-- START --

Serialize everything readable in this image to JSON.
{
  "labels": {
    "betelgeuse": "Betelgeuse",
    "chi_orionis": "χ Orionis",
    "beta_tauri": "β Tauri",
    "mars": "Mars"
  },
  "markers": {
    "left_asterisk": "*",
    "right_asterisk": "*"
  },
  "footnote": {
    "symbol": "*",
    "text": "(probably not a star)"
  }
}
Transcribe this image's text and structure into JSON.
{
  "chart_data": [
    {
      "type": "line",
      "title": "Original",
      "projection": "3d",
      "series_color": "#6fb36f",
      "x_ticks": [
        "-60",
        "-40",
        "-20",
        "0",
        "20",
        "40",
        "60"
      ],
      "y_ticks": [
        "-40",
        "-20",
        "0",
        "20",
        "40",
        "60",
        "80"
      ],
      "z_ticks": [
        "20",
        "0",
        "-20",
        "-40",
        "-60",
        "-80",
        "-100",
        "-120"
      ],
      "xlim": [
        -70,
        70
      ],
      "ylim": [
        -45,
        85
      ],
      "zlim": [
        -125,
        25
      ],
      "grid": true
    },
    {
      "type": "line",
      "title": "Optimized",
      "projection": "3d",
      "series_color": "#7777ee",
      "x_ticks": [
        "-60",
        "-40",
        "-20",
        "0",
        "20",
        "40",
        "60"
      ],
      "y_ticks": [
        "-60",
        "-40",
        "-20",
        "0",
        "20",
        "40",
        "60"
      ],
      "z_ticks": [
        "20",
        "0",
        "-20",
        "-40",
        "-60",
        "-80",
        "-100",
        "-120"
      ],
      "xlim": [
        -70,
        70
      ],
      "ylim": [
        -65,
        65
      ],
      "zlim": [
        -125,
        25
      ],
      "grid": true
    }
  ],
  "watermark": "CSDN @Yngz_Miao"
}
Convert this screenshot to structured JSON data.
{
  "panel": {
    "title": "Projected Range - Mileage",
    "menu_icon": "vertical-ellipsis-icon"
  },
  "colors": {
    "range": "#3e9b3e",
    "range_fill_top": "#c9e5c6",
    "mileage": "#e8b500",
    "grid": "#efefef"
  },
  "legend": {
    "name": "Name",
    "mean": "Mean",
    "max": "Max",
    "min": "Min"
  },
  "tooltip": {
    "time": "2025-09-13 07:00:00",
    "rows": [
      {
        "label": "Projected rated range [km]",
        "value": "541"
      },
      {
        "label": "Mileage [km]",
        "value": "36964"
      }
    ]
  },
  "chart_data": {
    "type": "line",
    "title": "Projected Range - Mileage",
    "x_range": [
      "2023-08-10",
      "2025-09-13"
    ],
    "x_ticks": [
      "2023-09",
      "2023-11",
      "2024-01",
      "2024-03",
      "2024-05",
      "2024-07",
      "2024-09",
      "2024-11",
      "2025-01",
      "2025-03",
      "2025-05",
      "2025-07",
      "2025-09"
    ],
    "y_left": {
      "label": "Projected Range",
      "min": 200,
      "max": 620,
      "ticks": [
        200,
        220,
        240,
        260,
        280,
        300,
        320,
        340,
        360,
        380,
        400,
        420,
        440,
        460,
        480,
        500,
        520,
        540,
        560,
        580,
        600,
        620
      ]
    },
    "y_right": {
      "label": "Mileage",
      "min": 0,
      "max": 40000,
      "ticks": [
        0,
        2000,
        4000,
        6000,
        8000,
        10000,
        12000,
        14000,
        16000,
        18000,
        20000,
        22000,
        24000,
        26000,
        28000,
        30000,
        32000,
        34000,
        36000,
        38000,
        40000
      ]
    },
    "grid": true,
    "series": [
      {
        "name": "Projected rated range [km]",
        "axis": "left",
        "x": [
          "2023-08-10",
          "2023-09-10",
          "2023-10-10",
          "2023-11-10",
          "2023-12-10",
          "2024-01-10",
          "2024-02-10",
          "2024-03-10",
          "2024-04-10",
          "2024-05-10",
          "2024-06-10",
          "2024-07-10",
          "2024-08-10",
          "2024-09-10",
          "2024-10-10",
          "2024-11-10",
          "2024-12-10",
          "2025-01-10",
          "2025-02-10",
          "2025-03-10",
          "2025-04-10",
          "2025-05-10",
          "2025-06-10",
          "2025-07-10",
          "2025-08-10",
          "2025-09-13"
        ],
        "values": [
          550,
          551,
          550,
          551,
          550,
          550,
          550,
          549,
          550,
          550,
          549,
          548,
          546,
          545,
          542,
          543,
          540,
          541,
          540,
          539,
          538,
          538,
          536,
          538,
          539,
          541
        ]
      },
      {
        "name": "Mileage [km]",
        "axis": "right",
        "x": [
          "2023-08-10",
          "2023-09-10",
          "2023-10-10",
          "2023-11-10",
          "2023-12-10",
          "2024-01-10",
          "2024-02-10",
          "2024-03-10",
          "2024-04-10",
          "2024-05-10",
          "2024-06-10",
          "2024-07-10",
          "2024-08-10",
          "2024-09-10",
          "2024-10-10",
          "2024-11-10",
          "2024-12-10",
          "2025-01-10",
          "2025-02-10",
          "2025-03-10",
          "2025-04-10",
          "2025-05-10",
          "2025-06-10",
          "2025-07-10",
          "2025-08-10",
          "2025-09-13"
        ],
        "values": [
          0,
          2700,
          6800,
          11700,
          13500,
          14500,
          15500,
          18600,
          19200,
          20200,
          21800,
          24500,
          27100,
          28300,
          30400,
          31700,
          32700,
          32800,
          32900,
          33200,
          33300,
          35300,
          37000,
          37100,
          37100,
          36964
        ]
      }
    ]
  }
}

-- END --

WHAT TO WORK ON |
What is the number of lines above that contain "text"? Answer with that number only.

OUTPUT OF THE TASK |
2